**Directions for this task:**
Output exactly the lines between the line that contains "What text is on this page?" and the last line of the material, counting both.

**Source records:**
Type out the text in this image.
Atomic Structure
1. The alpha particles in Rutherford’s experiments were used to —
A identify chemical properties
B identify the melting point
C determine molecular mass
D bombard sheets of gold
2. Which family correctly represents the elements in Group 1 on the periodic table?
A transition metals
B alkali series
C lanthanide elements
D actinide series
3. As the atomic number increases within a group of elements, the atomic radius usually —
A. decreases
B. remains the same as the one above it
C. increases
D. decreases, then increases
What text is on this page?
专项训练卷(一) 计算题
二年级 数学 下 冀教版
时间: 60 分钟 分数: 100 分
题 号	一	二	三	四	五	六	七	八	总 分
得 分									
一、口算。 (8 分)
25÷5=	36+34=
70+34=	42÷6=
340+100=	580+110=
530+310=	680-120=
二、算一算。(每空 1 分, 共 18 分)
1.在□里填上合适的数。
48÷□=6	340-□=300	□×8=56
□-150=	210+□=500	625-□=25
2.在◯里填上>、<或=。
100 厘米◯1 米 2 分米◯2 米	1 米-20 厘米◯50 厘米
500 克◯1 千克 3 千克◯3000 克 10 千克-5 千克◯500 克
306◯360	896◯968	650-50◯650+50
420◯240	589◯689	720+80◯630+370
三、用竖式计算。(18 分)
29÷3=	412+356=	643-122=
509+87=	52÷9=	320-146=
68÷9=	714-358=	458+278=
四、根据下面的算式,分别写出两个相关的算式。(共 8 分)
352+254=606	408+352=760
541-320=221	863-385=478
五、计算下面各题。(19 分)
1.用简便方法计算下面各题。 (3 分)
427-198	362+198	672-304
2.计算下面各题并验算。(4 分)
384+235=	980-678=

**The solution:**
What text is on this page?
专项训练卷(一) 计算题
二年级 数学 下 冀教版
时间: 60 分钟 分数: 100 分
题 号	一	二	三	四	五	六	七	八	总 分
得 分									
一、口算。 (8 分)
25÷5=	36+34=
70+34=	42÷6=
340+100=	580+110=
530+310=	680-120=
二、算一算。(每空 1 分, 共 18 分)
1.在□里填上合适的数。
48÷□=6	340-□=300	□×8=56
□-150=	210+□=500	625-□=25
2.在◯里填上>、<或=。
100 厘米◯1 米 2 分米◯2 米	1 米-20 厘米◯50 厘米
500 克◯1 千克 3 千克◯3000 克 10 千克-5 千克◯500 克
306◯360	896◯968	650-50◯650+50
420◯240	589◯689	720+80◯630+370
三、用竖式计算。(18 分)
29÷3=	412+356=	643-122=
509+87=	52÷9=	320-146=
68÷9=	714-358=	458+278=
四、根据下面的算式,分别写出两个相关的算式。(共 8 分)
352+254=606	408+352=760
541-320=221	863-385=478
五、计算下面各题。(19 分)
1.用简便方法计算下面各题。 (3 分)
427-198	362+198	672-304
2.计算下面各题并验算。(4 分)
384+235=	980-678=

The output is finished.